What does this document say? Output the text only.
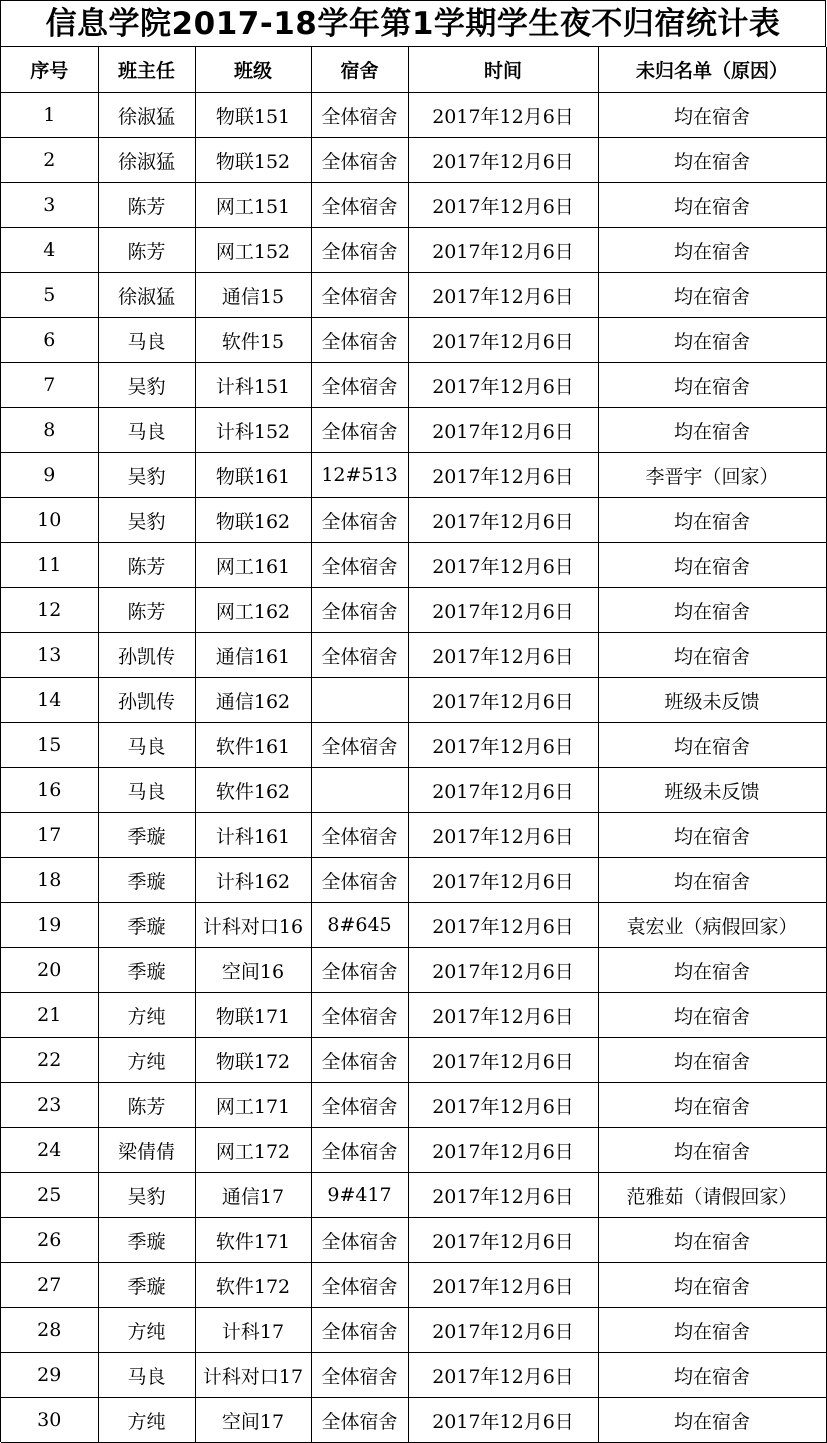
信息学院2017-18学年第1学期学生夜不归宿统计表
序号	班主任	班级	宿舍	时间	未归名单（原因）
1	徐淑猛	物联151	全体宿舍	2017年12月6日	均在宿舍
2	徐淑猛	物联152	全体宿舍	2017年12月6日	均在宿舍
3	陈芳	网工151	全体宿舍	2017年12月6日	均在宿舍
4	陈芳	网工152	全体宿舍	2017年12月6日	均在宿舍
5	徐淑猛	通信15	全体宿舍	2017年12月6日	均在宿舍
6	马良	软件15	全体宿舍	2017年12月6日	均在宿舍
7	吴豹	计科151	全体宿舍	2017年12月6日	均在宿舍
8	马良	计科152	全体宿舍	2017年12月6日	均在宿舍
9	吴豹	物联161	12#513	2017年12月6日	李晋宇（回家）
10	吴豹	物联162	全体宿舍	2017年12月6日	均在宿舍
11	陈芳	网工161	全体宿舍	2017年12月6日	均在宿舍
12	陈芳	网工162	全体宿舍	2017年12月6日	均在宿舍
13	孙凯传	通信161	全体宿舍	2017年12月6日	均在宿舍
14	孙凯传	通信162		2017年12月6日	班级未反馈
15	马良	软件161	全体宿舍	2017年12月6日	均在宿舍
16	马良	软件162		2017年12月6日	班级未反馈
17	季璇	计科161	全体宿舍	2017年12月6日	均在宿舍
18	季璇	计科162	全体宿舍	2017年12月6日	均在宿舍
19	季璇	计科对口16	8#645	2017年12月6日	袁宏业（病假回家）
20	季璇	空间16	全体宿舍	2017年12月6日	均在宿舍
21	方纯	物联171	全体宿舍	2017年12月6日	均在宿舍
22	方纯	物联172	全体宿舍	2017年12月6日	均在宿舍
23	陈芳	网工171	全体宿舍	2017年12月6日	均在宿舍
24	梁倩倩	网工172	全体宿舍	2017年12月6日	均在宿舍
25	吴豹	通信17	9#417	2017年12月6日	范雅茹（请假回家）
26	季璇	软件171	全体宿舍	2017年12月6日	均在宿舍
27	季璇	软件172	全体宿舍	2017年12月6日	均在宿舍
28	方纯	计科17	全体宿舍	2017年12月6日	均在宿舍
29	马良	计科对口17	全体宿舍	2017年12月6日	均在宿舍
30	方纯	空间17	全体宿舍	2017年12月6日	均在宿舍
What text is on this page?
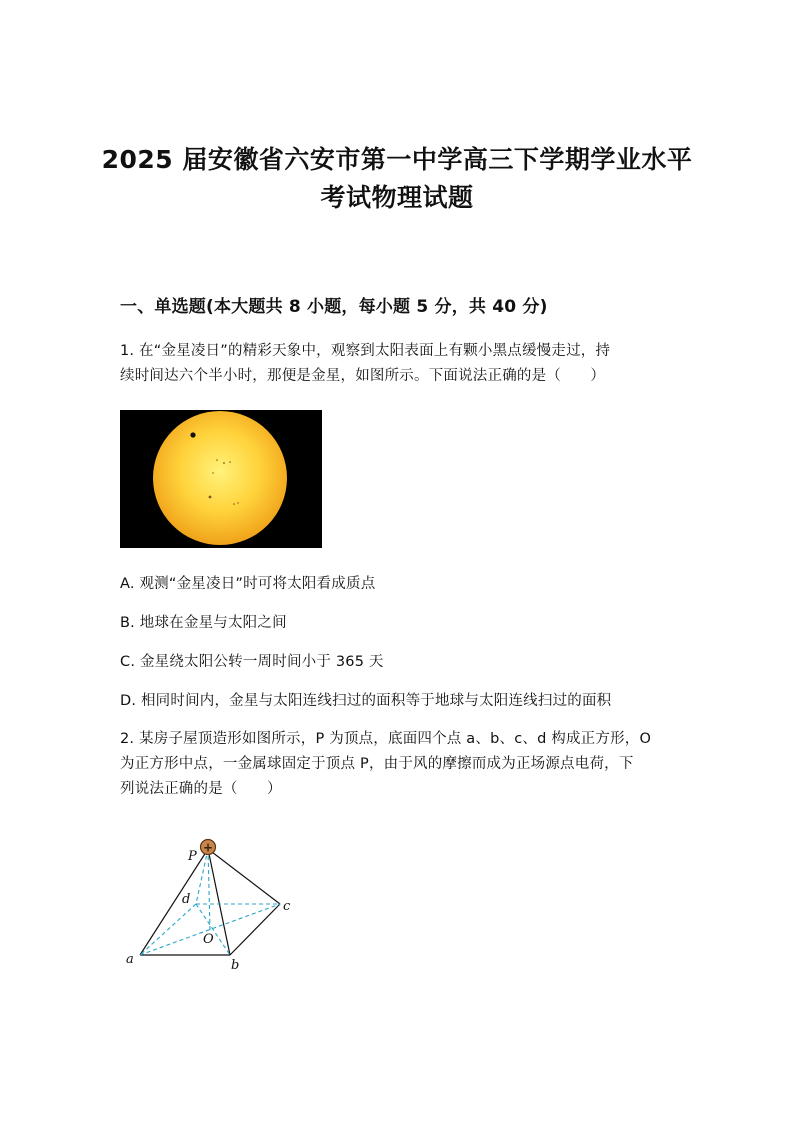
2025 届安徽省六安市第一中学高三下学期学业水平
考试物理试题
一、单选题(本大题共 8 小题，每小题 5 分，共 40 分)
1. 在“金星凌日”的精彩天象中，观察到太阳表面上有颗小黑点缓慢走过，持
续时间达六个半小时，那便是金星，如图所示。下面说法正确的是（　　）
A. 观测“金星凌日”时可将太阳看成质点
B. 地球在金星与太阳之间
C. 金星绕太阳公转一周时间小于 365 天
D. 相同时间内，金星与太阳连线扫过的面积等于地球与太阳连线扫过的面积
2. 某房子屋顶造形如图所示，P 为顶点，底面四个点 a、b、c、d 构成正方形，O
为正方形中点，一金属球固定于顶点 P，由于风的摩擦而成为正场源点电荷，下
列说法正确的是（　　）
+
P
d	c
O
a	b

***

— Your objective —
Looking at the data above, show all lines where the word "班级未反馈" occurs.

— Solution —
14	孙凯传	通信162		2017年12月6日	班级未反馈
16	马良	软件162		2017年12月6日	班级未反馈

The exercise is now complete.